━━━━━ MATERIAL PROVIDED
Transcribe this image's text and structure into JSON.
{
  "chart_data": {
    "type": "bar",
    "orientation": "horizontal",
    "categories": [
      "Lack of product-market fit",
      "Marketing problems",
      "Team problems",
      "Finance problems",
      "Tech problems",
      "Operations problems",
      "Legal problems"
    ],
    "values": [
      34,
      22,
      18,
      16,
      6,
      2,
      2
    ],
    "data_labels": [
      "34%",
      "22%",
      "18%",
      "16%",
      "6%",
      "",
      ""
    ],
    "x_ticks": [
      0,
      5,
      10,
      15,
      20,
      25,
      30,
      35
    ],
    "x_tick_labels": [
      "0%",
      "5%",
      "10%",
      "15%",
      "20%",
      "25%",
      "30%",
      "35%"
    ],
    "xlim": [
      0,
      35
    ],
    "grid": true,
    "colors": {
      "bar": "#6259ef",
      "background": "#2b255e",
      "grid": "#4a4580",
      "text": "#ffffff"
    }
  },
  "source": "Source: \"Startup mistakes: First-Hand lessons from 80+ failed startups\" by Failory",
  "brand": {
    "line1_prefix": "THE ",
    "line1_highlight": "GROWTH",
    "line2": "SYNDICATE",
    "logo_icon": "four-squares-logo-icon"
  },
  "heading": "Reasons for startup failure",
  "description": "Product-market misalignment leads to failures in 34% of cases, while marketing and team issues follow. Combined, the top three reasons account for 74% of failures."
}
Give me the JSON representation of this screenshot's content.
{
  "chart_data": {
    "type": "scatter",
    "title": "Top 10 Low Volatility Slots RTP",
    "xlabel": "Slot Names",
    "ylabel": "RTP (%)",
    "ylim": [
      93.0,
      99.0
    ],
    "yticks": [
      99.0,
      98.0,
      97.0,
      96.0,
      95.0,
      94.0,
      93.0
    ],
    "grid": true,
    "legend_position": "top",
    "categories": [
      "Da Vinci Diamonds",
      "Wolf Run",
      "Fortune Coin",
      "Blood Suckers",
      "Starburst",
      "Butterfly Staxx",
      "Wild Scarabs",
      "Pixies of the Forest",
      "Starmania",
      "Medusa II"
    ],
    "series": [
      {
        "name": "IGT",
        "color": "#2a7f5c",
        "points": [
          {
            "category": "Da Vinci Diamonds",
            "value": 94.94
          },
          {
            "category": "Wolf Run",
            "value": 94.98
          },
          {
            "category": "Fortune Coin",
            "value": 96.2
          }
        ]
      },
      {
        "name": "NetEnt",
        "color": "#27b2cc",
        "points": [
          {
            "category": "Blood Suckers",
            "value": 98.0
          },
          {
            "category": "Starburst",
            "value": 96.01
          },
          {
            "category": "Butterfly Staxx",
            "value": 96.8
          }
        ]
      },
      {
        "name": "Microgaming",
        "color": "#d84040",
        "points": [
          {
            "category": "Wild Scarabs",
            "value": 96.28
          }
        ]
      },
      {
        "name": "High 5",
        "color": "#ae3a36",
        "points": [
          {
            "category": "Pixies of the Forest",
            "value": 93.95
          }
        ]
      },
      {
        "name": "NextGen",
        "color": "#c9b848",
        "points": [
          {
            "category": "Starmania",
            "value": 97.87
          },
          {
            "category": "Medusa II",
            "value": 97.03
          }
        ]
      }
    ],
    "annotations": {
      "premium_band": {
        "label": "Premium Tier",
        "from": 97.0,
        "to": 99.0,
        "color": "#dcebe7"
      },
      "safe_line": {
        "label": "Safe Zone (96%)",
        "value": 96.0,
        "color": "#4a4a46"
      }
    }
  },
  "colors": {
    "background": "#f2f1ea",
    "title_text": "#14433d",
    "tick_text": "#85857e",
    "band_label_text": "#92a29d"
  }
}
━━━━━━━━━━
• GIVEN PROBLEM: Count how many lines include the string "JSON". Nothing but the number is needed.

• TASK SOLUTION: 2